== Stated exercise ==
Select the lines below containing the word "JSON".

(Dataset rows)
** start **
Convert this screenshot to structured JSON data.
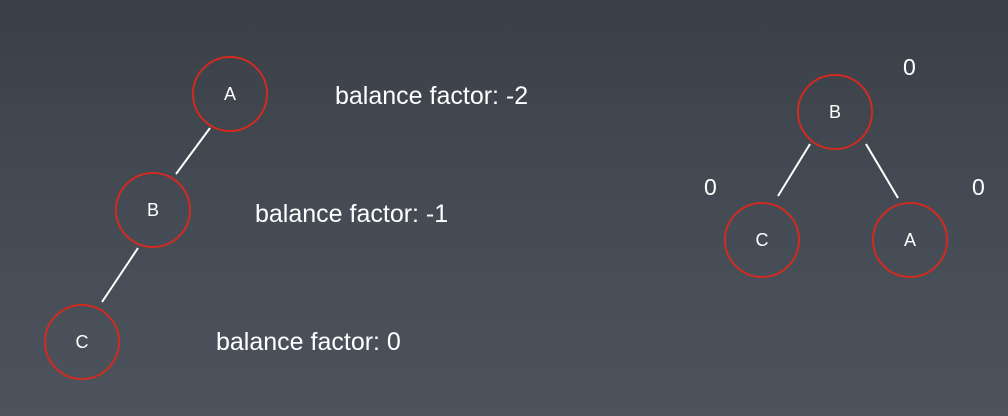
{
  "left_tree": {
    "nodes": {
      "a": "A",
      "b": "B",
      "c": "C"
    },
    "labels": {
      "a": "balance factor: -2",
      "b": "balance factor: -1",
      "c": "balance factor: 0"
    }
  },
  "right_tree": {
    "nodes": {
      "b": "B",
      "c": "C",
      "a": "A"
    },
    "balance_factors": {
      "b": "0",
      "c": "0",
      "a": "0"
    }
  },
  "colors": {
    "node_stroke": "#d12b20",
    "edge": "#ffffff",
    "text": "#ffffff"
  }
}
** end **
** start **
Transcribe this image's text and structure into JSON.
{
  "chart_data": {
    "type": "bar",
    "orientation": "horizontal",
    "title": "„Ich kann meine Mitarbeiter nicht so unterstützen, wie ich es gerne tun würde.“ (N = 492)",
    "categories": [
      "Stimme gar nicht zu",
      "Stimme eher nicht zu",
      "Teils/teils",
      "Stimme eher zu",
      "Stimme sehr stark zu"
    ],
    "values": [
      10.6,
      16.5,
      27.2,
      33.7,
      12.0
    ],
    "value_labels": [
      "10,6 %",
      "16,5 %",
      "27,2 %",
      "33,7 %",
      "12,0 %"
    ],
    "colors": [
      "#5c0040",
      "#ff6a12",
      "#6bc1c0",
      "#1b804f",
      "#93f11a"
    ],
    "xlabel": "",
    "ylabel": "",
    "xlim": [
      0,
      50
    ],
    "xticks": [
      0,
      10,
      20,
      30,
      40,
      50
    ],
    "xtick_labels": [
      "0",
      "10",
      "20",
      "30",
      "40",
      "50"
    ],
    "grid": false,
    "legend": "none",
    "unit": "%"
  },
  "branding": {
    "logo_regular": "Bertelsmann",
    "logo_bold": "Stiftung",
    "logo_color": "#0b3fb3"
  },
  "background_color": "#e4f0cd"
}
** end **
== Exercise solution ==
Convert this screenshot to structured JSON data.
Transcribe this image's text and structure into JSON.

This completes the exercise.